**Data for this task**
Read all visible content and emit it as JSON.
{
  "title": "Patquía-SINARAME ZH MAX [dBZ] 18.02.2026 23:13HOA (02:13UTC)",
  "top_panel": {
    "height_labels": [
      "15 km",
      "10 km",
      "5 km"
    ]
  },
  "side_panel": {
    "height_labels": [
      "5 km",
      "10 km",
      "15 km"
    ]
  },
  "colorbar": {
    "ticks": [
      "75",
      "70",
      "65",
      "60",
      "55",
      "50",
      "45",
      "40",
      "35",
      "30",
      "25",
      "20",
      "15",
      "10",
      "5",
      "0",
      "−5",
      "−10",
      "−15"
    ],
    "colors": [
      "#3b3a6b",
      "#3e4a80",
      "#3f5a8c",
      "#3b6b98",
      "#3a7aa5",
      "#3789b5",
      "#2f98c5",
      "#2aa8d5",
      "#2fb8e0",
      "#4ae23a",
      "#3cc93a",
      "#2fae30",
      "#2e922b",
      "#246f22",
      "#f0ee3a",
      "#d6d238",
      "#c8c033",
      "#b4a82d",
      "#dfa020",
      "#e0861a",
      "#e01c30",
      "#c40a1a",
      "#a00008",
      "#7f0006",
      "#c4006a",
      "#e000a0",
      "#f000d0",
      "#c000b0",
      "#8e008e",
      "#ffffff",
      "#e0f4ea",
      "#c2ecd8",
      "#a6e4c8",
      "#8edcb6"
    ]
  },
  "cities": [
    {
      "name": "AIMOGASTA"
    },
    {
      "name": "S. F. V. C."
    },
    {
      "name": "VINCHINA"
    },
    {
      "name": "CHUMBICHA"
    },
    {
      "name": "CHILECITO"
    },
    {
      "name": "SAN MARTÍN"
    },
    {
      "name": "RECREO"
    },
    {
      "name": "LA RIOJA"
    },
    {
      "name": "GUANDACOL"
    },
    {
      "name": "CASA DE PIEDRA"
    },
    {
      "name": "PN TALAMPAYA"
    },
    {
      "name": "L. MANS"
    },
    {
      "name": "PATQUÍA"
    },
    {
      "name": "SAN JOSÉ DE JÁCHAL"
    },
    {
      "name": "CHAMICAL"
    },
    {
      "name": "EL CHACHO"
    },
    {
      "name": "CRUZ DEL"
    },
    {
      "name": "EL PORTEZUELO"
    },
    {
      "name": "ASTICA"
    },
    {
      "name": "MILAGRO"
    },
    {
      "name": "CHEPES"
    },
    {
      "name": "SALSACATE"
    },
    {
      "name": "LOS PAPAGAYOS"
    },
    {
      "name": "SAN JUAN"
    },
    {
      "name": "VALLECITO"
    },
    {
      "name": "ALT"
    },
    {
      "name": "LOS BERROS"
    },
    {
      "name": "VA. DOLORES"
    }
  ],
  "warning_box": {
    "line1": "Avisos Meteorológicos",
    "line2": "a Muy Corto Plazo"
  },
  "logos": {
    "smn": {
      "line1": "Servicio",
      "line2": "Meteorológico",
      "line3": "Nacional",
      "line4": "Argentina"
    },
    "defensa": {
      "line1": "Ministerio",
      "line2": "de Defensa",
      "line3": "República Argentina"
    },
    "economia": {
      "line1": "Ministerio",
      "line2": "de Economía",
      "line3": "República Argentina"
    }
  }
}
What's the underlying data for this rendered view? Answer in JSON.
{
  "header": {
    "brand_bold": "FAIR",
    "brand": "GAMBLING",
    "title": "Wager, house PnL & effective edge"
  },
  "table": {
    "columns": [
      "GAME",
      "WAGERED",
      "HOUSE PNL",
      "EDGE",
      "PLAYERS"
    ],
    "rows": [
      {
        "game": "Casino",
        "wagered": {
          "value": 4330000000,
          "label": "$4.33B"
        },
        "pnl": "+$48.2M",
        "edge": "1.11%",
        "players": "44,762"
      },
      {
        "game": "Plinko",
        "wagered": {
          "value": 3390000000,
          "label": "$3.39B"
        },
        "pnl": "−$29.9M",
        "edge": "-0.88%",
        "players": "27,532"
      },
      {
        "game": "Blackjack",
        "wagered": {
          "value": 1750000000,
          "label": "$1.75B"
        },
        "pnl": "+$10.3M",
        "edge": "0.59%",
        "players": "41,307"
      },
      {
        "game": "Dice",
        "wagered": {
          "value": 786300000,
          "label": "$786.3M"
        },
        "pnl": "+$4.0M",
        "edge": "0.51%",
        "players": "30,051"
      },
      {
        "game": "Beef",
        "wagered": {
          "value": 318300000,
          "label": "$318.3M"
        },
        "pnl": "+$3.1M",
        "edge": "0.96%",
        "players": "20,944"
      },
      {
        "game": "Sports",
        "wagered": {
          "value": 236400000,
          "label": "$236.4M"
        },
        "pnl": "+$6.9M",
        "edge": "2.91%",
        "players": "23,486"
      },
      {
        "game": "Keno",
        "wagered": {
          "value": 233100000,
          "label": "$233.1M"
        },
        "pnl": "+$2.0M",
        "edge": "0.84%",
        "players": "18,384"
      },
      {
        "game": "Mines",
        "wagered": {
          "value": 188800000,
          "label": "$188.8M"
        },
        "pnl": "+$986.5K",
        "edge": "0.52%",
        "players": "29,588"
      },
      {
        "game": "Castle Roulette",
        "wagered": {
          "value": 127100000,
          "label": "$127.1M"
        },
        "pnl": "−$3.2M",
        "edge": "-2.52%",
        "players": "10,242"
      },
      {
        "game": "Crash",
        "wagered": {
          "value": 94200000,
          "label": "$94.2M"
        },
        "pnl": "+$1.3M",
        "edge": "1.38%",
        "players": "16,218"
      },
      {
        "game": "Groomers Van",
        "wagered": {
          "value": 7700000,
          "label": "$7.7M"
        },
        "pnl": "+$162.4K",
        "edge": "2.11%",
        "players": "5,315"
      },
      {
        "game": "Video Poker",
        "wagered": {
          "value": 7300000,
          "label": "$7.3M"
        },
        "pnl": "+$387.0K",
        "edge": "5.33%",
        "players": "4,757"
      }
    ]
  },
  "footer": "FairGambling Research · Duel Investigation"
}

**Problem requirements**
Output the entries verbatim.

**The result**
Read all visible content and emit it as JSON.
{
  "title": "Patquía-SINARAME ZH MAX [dBZ] 18.02.2026 23:13HOA (02:13UTC)",
  "top_panel": {
    "height_labels": [
      "15 km",
      "10 km",
      "5 km"
    ]
  },
  "side_panel": {
    "height_labels": [
      "5 km",
      "10 km",
      "15 km"
    ]
  },
  "colorbar": {
    "ticks": [
      "75",
      "70",
      "65",
      "60",
      "55",
      "50",
      "45",
      "40",
      "35",
      "30",
      "25",
      "20",
      "15",
      "10",
      "5",
      "0",
      "−5",
      "−10",
      "−15"
    ],
    "colors": [
      "#3b3a6b",
      "#3e4a80",
      "#3f5a8c",
      "#3b6b98",
      "#3a7aa5",
      "#3789b5",
      "#2f98c5",
      "#2aa8d5",
      "#2fb8e0",
      "#4ae23a",
      "#3cc93a",
      "#2fae30",
      "#2e922b",
      "#246f22",
      "#f0ee3a",
      "#d6d238",
      "#c8c033",
      "#b4a82d",
      "#dfa020",
      "#e0861a",
      "#e01c30",
      "#c40a1a",
      "#a00008",
      "#7f0006",
      "#c4006a",
      "#e000a0",
      "#f000d0",
      "#c000b0",
      "#8e008e",
      "#ffffff",
      "#e0f4ea",
      "#c2ecd8",
      "#a6e4c8",
      "#8edcb6"
    ]
  },
  "cities": [
    {
      "name": "AIMOGASTA"
    },
    {
      "name": "S. F. V. C."
    },
    {
      "name": "VINCHINA"
    },
    {
      "name": "CHUMBICHA"
    },
    {
      "name": "CHILECITO"
    },
    {
      "name": "SAN MARTÍN"
    },
    {
      "name": "RECREO"
    },
    {
      "name": "LA RIOJA"
    },
    {
      "name": "GUANDACOL"
    },
    {
      "name": "CASA DE PIEDRA"
    },
    {
      "name": "PN TALAMPAYA"
    },
    {
      "name": "L. MANS"
    },
    {
      "name": "PATQUÍA"
    },
    {
      "name": "SAN JOSÉ DE JÁCHAL"
    },
    {
      "name": "CHAMICAL"
    },
    {
      "name": "EL CHACHO"
    },
    {
      "name": "CRUZ DEL"
    },
    {
      "name": "EL PORTEZUELO"
    },
    {
      "name": "ASTICA"
    },
    {
      "name": "MILAGRO"
    },
    {
      "name": "CHEPES"
    },
    {
      "name": "SALSACATE"
    },
    {
      "name": "LOS PAPAGAYOS"
    },
    {
      "name": "SAN JUAN"
    },
    {
      "name": "VALLECITO"
    },
    {
      "name": "ALT"
    },
    {
      "name": "LOS BERROS"
    },
    {
      "name": "VA. DOLORES"
    }
  ],
  "warning_box": {
    "line1": "Avisos Meteorológicos",
    "line2": "a Muy Corto Plazo"
  },
  "logos": {
    "smn": {
      "line1": "Servicio",
      "line2": "Meteorológico",
      "line3": "Nacional",
      "line4": "Argentina"
    },
    "defensa": {
      "line1": "Ministerio",
      "line2": "de Defensa",
      "line3": "República Argentina"
    },
    "economia": {
      "line1": "Ministerio",
      "line2": "de Economía",
      "line3": "República Argentina"
    }
  }
}
What's the underlying data for this rendered view? Answer in JSON.
{
  "header": {
    "brand_bold": "FAIR",
    "brand": "GAMBLING",
    "title": "Wager, house PnL & effective edge"
  },
  "table": {
    "columns": [
      "GAME",
      "WAGERED",
      "HOUSE PNL",
      "EDGE",
      "PLAYERS"
    ],
    "rows": [
      {
        "game": "Casino",
        "wagered": {
          "value": 4330000000,
          "label": "$4.33B"
        },
        "pnl": "+$48.2M",
        "edge": "1.11%",
        "players": "44,762"
      },
      {
        "game": "Plinko",
        "wagered": {
          "value": 3390000000,
          "label": "$3.39B"
        },
        "pnl": "−$29.9M",
        "edge": "-0.88%",
        "players": "27,532"
      },
      {
        "game": "Blackjack",
        "wagered": {
          "value": 1750000000,
          "label": "$1.75B"
        },
        "pnl": "+$10.3M",
        "edge": "0.59%",
        "players": "41,307"
      },
      {
        "game": "Dice",
        "wagered": {
          "value": 786300000,
          "label": "$786.3M"
        },
        "pnl": "+$4.0M",
        "edge": "0.51%",
        "players": "30,051"
      },
      {
        "game": "Beef",
        "wagered": {
          "value": 318300000,
          "label": "$318.3M"
        },
        "pnl": "+$3.1M",
        "edge": "0.96%",
        "players": "20,944"
      },
      {
        "game": "Sports",
        "wagered": {
          "value": 236400000,
          "label": "$236.4M"
        },
        "pnl": "+$6.9M",
        "edge": "2.91%",
        "players": "23,486"
      },
      {
        "game": "Keno",
        "wagered": {
          "value": 233100000,
          "label": "$233.1M"
        },
        "pnl": "+$2.0M",
        "edge": "0.84%",
        "players": "18,384"
      },
      {
        "game": "Mines",
        "wagered": {
          "value": 188800000,
          "label": "$188.8M"
        },
        "pnl": "+$986.5K",
        "edge": "0.52%",
        "players": "29,588"
      },
      {
        "game": "Castle Roulette",
        "wagered": {
          "value": 127100000,
          "label": "$127.1M"
        },
        "pnl": "−$3.2M",
        "edge": "-2.52%",
        "players": "10,242"
      },
      {
        "game": "Crash",
        "wagered": {
          "value": 94200000,
          "label": "$94.2M"
        },
        "pnl": "+$1.3M",
        "edge": "1.38%",
        "players": "16,218"
      },
      {
        "game": "Groomers Van",
        "wagered": {
          "value": 7700000,
          "label": "$7.7M"
        },
        "pnl": "+$162.4K",
        "edge": "2.11%",
        "players": "5,315"
      },
      {
        "game": "Video Poker",
        "wagered": {
          "value": 7300000,
          "label": "$7.3M"
        },
        "pnl": "+$387.0K",
        "edge": "5.33%",
        "players": "4,757"
      }
    ]
  },
  "footer": "FairGambling Research · Duel Investigation"
}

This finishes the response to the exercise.